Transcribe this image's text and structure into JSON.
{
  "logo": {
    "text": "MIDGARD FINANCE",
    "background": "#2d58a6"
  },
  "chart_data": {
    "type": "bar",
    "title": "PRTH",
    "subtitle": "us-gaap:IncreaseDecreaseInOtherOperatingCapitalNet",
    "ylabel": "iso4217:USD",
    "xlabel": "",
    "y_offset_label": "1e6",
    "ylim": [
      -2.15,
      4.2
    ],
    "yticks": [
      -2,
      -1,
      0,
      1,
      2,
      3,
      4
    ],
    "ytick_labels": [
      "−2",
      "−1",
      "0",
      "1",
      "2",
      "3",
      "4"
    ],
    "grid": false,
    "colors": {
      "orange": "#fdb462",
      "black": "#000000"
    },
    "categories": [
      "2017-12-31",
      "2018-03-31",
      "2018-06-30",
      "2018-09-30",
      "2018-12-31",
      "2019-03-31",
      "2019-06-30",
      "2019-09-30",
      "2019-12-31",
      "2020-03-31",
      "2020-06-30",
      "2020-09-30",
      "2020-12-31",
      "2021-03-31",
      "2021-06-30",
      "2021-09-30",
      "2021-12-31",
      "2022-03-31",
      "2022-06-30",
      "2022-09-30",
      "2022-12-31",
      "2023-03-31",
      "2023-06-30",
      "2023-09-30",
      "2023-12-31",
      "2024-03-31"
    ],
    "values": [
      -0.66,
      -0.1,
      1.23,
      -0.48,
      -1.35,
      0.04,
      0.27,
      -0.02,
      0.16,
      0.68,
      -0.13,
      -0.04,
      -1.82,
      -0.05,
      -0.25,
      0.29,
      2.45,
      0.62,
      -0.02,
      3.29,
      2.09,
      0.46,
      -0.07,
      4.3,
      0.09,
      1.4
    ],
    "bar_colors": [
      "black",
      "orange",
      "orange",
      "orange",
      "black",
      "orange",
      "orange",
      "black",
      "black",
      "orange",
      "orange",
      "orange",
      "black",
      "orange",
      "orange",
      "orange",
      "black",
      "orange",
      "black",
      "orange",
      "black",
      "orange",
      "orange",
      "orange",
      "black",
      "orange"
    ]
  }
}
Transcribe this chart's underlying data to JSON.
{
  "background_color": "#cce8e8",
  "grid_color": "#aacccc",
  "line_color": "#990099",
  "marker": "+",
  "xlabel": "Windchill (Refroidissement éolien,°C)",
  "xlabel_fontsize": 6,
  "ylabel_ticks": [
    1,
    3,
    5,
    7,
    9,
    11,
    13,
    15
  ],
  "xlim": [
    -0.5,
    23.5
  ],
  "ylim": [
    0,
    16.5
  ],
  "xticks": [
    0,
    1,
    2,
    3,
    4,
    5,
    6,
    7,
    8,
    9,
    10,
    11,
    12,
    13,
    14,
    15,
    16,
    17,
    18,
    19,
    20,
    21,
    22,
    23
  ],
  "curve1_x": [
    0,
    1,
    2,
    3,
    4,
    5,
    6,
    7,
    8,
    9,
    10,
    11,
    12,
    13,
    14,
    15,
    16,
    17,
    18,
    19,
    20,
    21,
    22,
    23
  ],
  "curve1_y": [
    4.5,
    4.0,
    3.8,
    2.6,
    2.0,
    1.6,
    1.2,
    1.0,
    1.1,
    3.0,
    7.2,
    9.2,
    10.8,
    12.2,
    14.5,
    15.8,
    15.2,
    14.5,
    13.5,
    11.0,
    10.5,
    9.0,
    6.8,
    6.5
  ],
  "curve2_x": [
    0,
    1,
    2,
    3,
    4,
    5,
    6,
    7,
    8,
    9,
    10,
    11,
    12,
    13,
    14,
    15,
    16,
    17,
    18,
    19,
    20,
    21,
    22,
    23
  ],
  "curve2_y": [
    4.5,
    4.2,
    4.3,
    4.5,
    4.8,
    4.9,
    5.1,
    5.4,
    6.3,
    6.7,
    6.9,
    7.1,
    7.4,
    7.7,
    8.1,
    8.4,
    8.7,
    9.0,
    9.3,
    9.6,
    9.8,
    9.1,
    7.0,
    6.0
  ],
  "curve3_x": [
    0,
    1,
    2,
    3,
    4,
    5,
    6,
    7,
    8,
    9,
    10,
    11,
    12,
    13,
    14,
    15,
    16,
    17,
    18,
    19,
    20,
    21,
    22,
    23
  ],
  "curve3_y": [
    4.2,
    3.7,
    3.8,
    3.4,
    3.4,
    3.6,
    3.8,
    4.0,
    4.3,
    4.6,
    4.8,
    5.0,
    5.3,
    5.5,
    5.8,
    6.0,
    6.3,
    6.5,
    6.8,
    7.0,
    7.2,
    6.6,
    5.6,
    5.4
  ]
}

→ GOAL OF THE EXERCISE: Read through the data and copy every line where "this" shows up.

→ IN RESPONSE:
Transcribe this image's text and structure into JSON.
Transcribe this chart's underlying data to JSON.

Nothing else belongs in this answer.